● Aim: Extend the mailing-list discussion comparing the Cisco 3750-X and 3850 switches, picking up directly after its final sentence.

● Selected passage:
[AusNOG] Cisco 3750-X vs 3850

Skeeve Stevens skeeve+ausnog at eintellegonetworks.com
Thu May 22 19:46:00 EST 2014


All,

I'm not saying they are bad... their rrp is identical and the 3850's are
cheaper at the moment, assuming because Cisco is pushing them.  Though
given there is very little stock at the moment until June sometime on main
models.

To clarify... I've used these and for day-to-day gig layer 3 switching,
they are basically the same as the 3750X's.  If you want the extra features
they have, great... then of course it is better for you.

Yes, the new stacking is nice... but I don't think I ever had an issue on
the 3750X's, and rarely on a 3750's.

The non-backward compatible stacking with the 3750's is annoying... they
could have facilitated that.

Re iOS-XE... love it... especially the linux shell... feels like the copied
some of Junos's features... which is cool.

If you are greenfields deployment... go the 3850's...   They just don't
register any major differences for basic layer 3 switching.


...Skeeve

*Skeeve Stevens - *eintellego Networks Pty Ltd
skeeve at eintellegonetworks.com ; www.eintellegonetworks.com

Phone: 1300 239 038; Cell +61 (0)414 753 383 ; skype://skeeve

facebook.com/eintellegonetworks ;  <http://twitter.com/networkceoau>
linkedin.com/in/skeeve

twitter.com/theispguy ; blog: www.theispguy.com


The Experts Who The Experts Call
Juniper - Cisco - Cloud - Consulting - IPv4 Brokering


On Thu, May 22, 2014 at 4:03 PM, Damian Guppy <the.damo at gmail.com> wrote:

> +1 to brads comments. We have moved over to the 3850's long ago. Not
> sure why Skeeve brought up wireless as the 3750x also had a line that
> did the wireless stuff (just not as well).
>
> Of note is the 3850 is based on ciscos new IOS XE platform and is not
> really an updated version of the 3750 but a whole new switching
> platform.
>
> --Damian
>
> Sent from my Windows PhoneFrom: Brad Peczka
> Sent: ‎22/‎05/‎2014 1:32 PM
> To: Skeeve Stevens; P. D. Castle
> Cc: ausnog at ausnog.net
> Subject: Re: [AusNOG] Cisco 3750-X vs 3850
> A 3850 is hardly just a 3750X, Skeeve.
>
> The stacking architecture on the 3850-series switches has been
> radically overhauled when compared to the 3750X. It has vastly
> superior stack bandwidth (480Gbps compared to 64Gbps) and features SSO
> across the stack - so if you cable it correctly and a switch dies,
> another one takes over and the stack keeps running without a drop.
>
> 3850s have bigger flash, more queues per port, QoS using MQC and not
> MLS, and support NetFlow!

● Excerpted records:
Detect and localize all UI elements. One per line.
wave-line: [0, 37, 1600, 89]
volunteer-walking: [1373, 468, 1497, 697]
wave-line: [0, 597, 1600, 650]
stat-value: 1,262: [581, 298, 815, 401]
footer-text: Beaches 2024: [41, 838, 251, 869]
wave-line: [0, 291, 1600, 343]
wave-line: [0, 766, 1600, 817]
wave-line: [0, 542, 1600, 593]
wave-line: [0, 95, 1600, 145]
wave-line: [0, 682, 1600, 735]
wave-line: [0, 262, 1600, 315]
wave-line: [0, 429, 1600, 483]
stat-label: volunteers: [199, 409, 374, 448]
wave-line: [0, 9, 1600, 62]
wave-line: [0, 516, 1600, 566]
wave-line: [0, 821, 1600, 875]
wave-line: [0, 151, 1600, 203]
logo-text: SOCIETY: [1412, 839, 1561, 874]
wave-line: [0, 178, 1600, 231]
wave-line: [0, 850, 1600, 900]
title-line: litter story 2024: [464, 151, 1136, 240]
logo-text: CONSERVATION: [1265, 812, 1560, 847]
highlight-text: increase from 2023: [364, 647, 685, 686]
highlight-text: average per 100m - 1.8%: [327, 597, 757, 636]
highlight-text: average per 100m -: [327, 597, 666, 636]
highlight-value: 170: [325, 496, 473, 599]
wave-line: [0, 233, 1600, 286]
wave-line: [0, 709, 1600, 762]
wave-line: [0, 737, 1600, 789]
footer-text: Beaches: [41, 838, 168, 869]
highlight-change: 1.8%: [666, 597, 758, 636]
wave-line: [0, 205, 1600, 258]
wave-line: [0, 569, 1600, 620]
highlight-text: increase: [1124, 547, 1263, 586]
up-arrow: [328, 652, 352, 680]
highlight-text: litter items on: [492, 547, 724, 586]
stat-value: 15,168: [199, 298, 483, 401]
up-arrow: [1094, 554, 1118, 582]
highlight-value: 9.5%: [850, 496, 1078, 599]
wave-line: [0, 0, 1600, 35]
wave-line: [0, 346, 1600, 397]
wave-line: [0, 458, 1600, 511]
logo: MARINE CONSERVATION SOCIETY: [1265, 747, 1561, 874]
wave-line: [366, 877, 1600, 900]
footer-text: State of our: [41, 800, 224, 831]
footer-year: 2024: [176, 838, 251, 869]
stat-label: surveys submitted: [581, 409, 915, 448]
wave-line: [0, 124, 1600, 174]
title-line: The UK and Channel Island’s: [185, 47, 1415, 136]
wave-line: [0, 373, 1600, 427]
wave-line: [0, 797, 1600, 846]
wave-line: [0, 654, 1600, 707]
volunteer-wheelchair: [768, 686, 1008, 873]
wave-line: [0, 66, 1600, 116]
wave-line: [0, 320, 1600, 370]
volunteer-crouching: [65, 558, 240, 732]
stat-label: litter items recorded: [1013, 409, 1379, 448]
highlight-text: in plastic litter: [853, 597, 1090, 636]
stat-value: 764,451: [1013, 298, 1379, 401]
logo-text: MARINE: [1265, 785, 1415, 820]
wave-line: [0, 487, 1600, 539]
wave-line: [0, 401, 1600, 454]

● Response to this task:
>
> IMHO - if you're buying new switches, there is no case where you would
> buy a 3750X over a 3850 unless you're trying to expand an existing
> stack.
>
> Regards,
> -Brad.
> ________________________________________
> From: AusNOG [ausnog-bounces at lists.ausnog.net] On Behalf Of Skeeve
> Stevens [skeeve+ausnog at eintellegonetworks.com]
> Sent: Thursday, 22 May 2014 1:24 PM
> To: P. D. Castle
> Cc: ausnog at ausnog.net
> Subject: Re: [AusNOG] Cisco 3750-X vs 3850
>
> I think if you don't use wireless in the deployment context, then
> these are just 3750X's.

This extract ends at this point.